**Dataset items**

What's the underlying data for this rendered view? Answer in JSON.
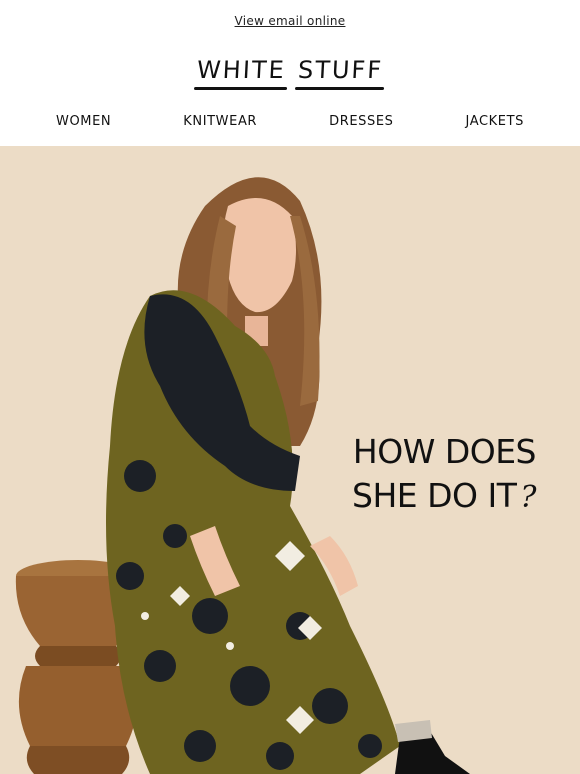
{
  "header": {
    "view_online": "View email online",
    "logo_word_1": "WHITE",
    "logo_word_2": "STUFF"
  },
  "nav": {
    "items": [
      {
        "label": "WOMEN"
      },
      {
        "label": "KNITWEAR"
      },
      {
        "label": "DRESSES"
      },
      {
        "label": "JACKETS"
      }
    ]
  },
  "hero": {
    "headline_line1": "HOW DOES",
    "headline_line2": "SHE DO IT",
    "headline_mark": "?",
    "background_color": "#ecdcc6",
    "dress_color": "#6e6420",
    "print_color": "#1c2026"
  }
}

**REQUIRED WORK**
Reproduce each record from above exactly; pictures do not belong in the copy.

**ANSWER TO THIS EXERCISE**
What's the underlying data for this rendered view? Answer in JSON.
{
  "header": {
    "view_online": "View email online",
    "logo_word_1": "WHITE",
    "logo_word_2": "STUFF"
  },
  "nav": {
    "items": [
      {
        "label": "WOMEN"
      },
      {
        "label": "KNITWEAR"
      },
      {
        "label": "DRESSES"
      },
      {
        "label": "JACKETS"
      }
    ]
  },
  "hero": {
    "headline_line1": "HOW DOES",
    "headline_line2": "SHE DO IT",
    "headline_mark": "?",
    "background_color": "#ecdcc6",
    "dress_color": "#6e6420",
    "print_color": "#1c2026"
  }
}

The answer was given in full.